#### Data in this exercise:

⟨

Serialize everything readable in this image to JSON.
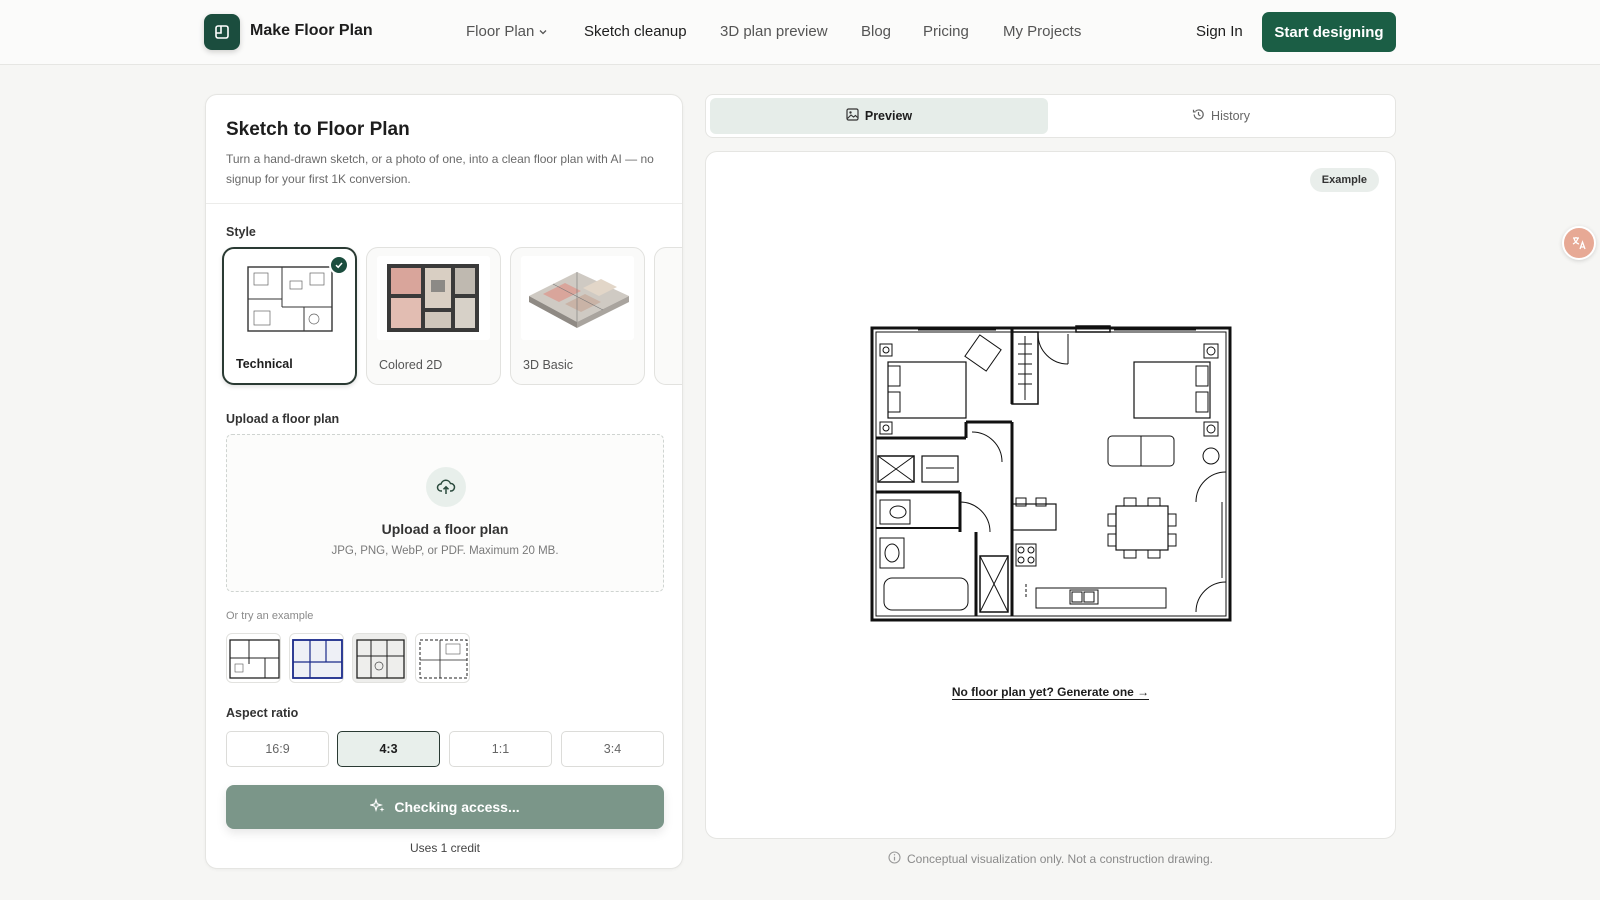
{
  "header": {
    "logo_text": "Make Floor Plan",
    "nav": [
      {
        "label": "Floor Plan"
      },
      {
        "label": "Sketch cleanup"
      },
      {
        "label": "3D plan preview"
      },
      {
        "label": "Blog"
      },
      {
        "label": "Pricing"
      },
      {
        "label": "My Projects"
      }
    ],
    "active_nav": "Sketch cleanup",
    "sign_in": "Sign In",
    "cta": "Start designing"
  },
  "left_panel": {
    "title": "Sketch to Floor Plan",
    "description": "Turn a hand-drawn sketch, or a photo of one, into a clean floor plan with AI — no signup for your first 1K conversion.",
    "style_label": "Style",
    "styles": [
      {
        "name": "Technical",
        "selected": true
      },
      {
        "name": "Colored 2D",
        "selected": false
      },
      {
        "name": "3D Basic",
        "selected": false
      }
    ],
    "upload_label": "Upload a floor plan",
    "upload_title": "Upload a floor plan",
    "upload_sub": "JPG, PNG, WebP, or PDF. Maximum 20 MB.",
    "try_label": "Or try an example",
    "aspect_label": "Aspect ratio",
    "aspect_ratios": [
      "16:9",
      "4:3",
      "1:1",
      "3:4"
    ],
    "aspect_selected": "4:3",
    "submit": "Checking access...",
    "credit_note": "Uses 1 credit"
  },
  "right_panel": {
    "tabs": [
      {
        "label": "Preview",
        "icon": "image-icon",
        "active": true
      },
      {
        "label": "History",
        "icon": "history-icon",
        "active": false
      }
    ],
    "badge": "Example",
    "generate_link": "No floor plan yet? Generate one →",
    "disclaimer": "Conceptual visualization only. Not a construction drawing."
  },
  "colors": {
    "brand": "#1b5e45",
    "brand_dark": "#1b4d3e",
    "disabled_button": "#7b9689",
    "tab_active": "#e6ede9"
  }
}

⟩

Leave out all images, then reproduce the entries above exactly.

Serialize everything readable in this image to JSON.
{
  "header": {
    "logo_text": "Make Floor Plan",
    "nav": [
      {
        "label": "Floor Plan"
      },
      {
        "label": "Sketch cleanup"
      },
      {
        "label": "3D plan preview"
      },
      {
        "label": "Blog"
      },
      {
        "label": "Pricing"
      },
      {
        "label": "My Projects"
      }
    ],
    "active_nav": "Sketch cleanup",
    "sign_in": "Sign In",
    "cta": "Start designing"
  },
  "left_panel": {
    "title": "Sketch to Floor Plan",
    "description": "Turn a hand-drawn sketch, or a photo of one, into a clean floor plan with AI — no signup for your first 1K conversion.",
    "style_label": "Style",
    "styles": [
      {
        "name": "Technical",
        "selected": true
      },
      {
        "name": "Colored 2D",
        "selected": false
      },
      {
        "name": "3D Basic",
        "selected": false
      }
    ],
    "upload_label": "Upload a floor plan",
    "upload_title": "Upload a floor plan",
    "upload_sub": "JPG, PNG, WebP, or PDF. Maximum 20 MB.",
    "try_label": "Or try an example",
    "aspect_label": "Aspect ratio",
    "aspect_ratios": [
      "16:9",
      "4:3",
      "1:1",
      "3:4"
    ],
    "aspect_selected": "4:3",
    "submit": "Checking access...",
    "credit_note": "Uses 1 credit"
  },
  "right_panel": {
    "tabs": [
      {
        "label": "Preview",
        "icon": "image-icon",
        "active": true
      },
      {
        "label": "History",
        "icon": "history-icon",
        "active": false
      }
    ],
    "badge": "Example",
    "generate_link": "No floor plan yet? Generate one →",
    "disclaimer": "Conceptual visualization only. Not a construction drawing."
  },
  "colors": {
    "brand": "#1b5e45",
    "brand_dark": "#1b4d3e",
    "disabled_button": "#7b9689",
    "tab_active": "#e6ede9"
  }
}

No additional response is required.